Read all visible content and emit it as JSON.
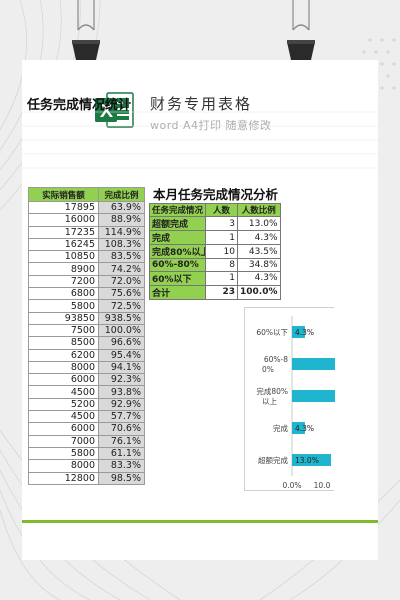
{
  "header": {
    "title": "财务专用表格",
    "subtitle": "word A4打印 随意修改"
  },
  "left_section": {
    "title": "任务完成情况统计",
    "columns": [
      "实际销售额",
      "完成比例"
    ],
    "rows": [
      [
        "17895",
        "63.9%"
      ],
      [
        "16000",
        "88.9%"
      ],
      [
        "17235",
        "114.9%"
      ],
      [
        "16245",
        "108.3%"
      ],
      [
        "10850",
        "83.5%"
      ],
      [
        "8900",
        "74.2%"
      ],
      [
        "7200",
        "72.0%"
      ],
      [
        "6800",
        "75.6%"
      ],
      [
        "5800",
        "72.5%"
      ],
      [
        "93850",
        "938.5%"
      ],
      [
        "7500",
        "100.0%"
      ],
      [
        "8500",
        "96.6%"
      ],
      [
        "6200",
        "95.4%"
      ],
      [
        "8000",
        "94.1%"
      ],
      [
        "6000",
        "92.3%"
      ],
      [
        "4500",
        "93.8%"
      ],
      [
        "5200",
        "92.9%"
      ],
      [
        "4500",
        "57.7%"
      ],
      [
        "6000",
        "70.6%"
      ],
      [
        "7000",
        "76.1%"
      ],
      [
        "5800",
        "61.1%"
      ],
      [
        "8000",
        "83.3%"
      ],
      [
        "12800",
        "98.5%"
      ]
    ]
  },
  "right_section": {
    "title": "本月任务完成情况分析",
    "columns": [
      "任务完成情况",
      "人数",
      "人数比例"
    ],
    "rows": [
      [
        "超额完成",
        "3",
        "13.0%"
      ],
      [
        "完成",
        "1",
        "4.3%"
      ],
      [
        "完成80%以上",
        "10",
        "43.5%"
      ],
      [
        "60%-80%",
        "8",
        "34.8%"
      ],
      [
        "60%以下",
        "1",
        "4.3%"
      ]
    ],
    "total": [
      "合计",
      "23",
      "100.0%"
    ]
  },
  "chart_data": {
    "type": "bar",
    "orientation": "horizontal",
    "categories": [
      "60%以下",
      "60%-80%",
      "完成80%以上",
      "完成",
      "超额完成"
    ],
    "values": [
      4.3,
      34.8,
      43.5,
      4.3,
      13.0
    ],
    "data_labels": [
      "4.3%",
      "",
      "",
      "4.3%",
      "13.0%"
    ],
    "x_ticks": [
      "0.0%",
      "10.0"
    ],
    "bar_color": "#1fb5cf"
  },
  "colors": {
    "header_green": "#92d050",
    "accent_line": "#7dbb2c",
    "excel_green": "#1d7a45"
  },
  "icons": [
    "excel-icon",
    "binder-clip-icon"
  ]
}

§ Work required: Each entry shown above must be quoted exactly, with its pictures left out.

§ The solution:
Read all visible content and emit it as JSON.
{
  "header": {
    "title": "财务专用表格",
    "subtitle": "word A4打印 随意修改"
  },
  "left_section": {
    "title": "任务完成情况统计",
    "columns": [
      "实际销售额",
      "完成比例"
    ],
    "rows": [
      [
        "17895",
        "63.9%"
      ],
      [
        "16000",
        "88.9%"
      ],
      [
        "17235",
        "114.9%"
      ],
      [
        "16245",
        "108.3%"
      ],
      [
        "10850",
        "83.5%"
      ],
      [
        "8900",
        "74.2%"
      ],
      [
        "7200",
        "72.0%"
      ],
      [
        "6800",
        "75.6%"
      ],
      [
        "5800",
        "72.5%"
      ],
      [
        "93850",
        "938.5%"
      ],
      [
        "7500",
        "100.0%"
      ],
      [
        "8500",
        "96.6%"
      ],
      [
        "6200",
        "95.4%"
      ],
      [
        "8000",
        "94.1%"
      ],
      [
        "6000",
        "92.3%"
      ],
      [
        "4500",
        "93.8%"
      ],
      [
        "5200",
        "92.9%"
      ],
      [
        "4500",
        "57.7%"
      ],
      [
        "6000",
        "70.6%"
      ],
      [
        "7000",
        "76.1%"
      ],
      [
        "5800",
        "61.1%"
      ],
      [
        "8000",
        "83.3%"
      ],
      [
        "12800",
        "98.5%"
      ]
    ]
  },
  "right_section": {
    "title": "本月任务完成情况分析",
    "columns": [
      "任务完成情况",
      "人数",
      "人数比例"
    ],
    "rows": [
      [
        "超额完成",
        "3",
        "13.0%"
      ],
      [
        "完成",
        "1",
        "4.3%"
      ],
      [
        "完成80%以上",
        "10",
        "43.5%"
      ],
      [
        "60%-80%",
        "8",
        "34.8%"
      ],
      [
        "60%以下",
        "1",
        "4.3%"
      ]
    ],
    "total": [
      "合计",
      "23",
      "100.0%"
    ]
  },
  "chart_data": {
    "type": "bar",
    "orientation": "horizontal",
    "categories": [
      "60%以下",
      "60%-80%",
      "完成80%以上",
      "完成",
      "超额完成"
    ],
    "values": [
      4.3,
      34.8,
      43.5,
      4.3,
      13.0
    ],
    "data_labels": [
      "4.3%",
      "",
      "",
      "4.3%",
      "13.0%"
    ],
    "x_ticks": [
      "0.0%",
      "10.0"
    ],
    "bar_color": "#1fb5cf"
  },
  "colors": {
    "header_green": "#92d050",
    "accent_line": "#7dbb2c",
    "excel_green": "#1d7a45"
  },
  "icons": [
    "excel-icon",
    "binder-clip-icon"
  ]
}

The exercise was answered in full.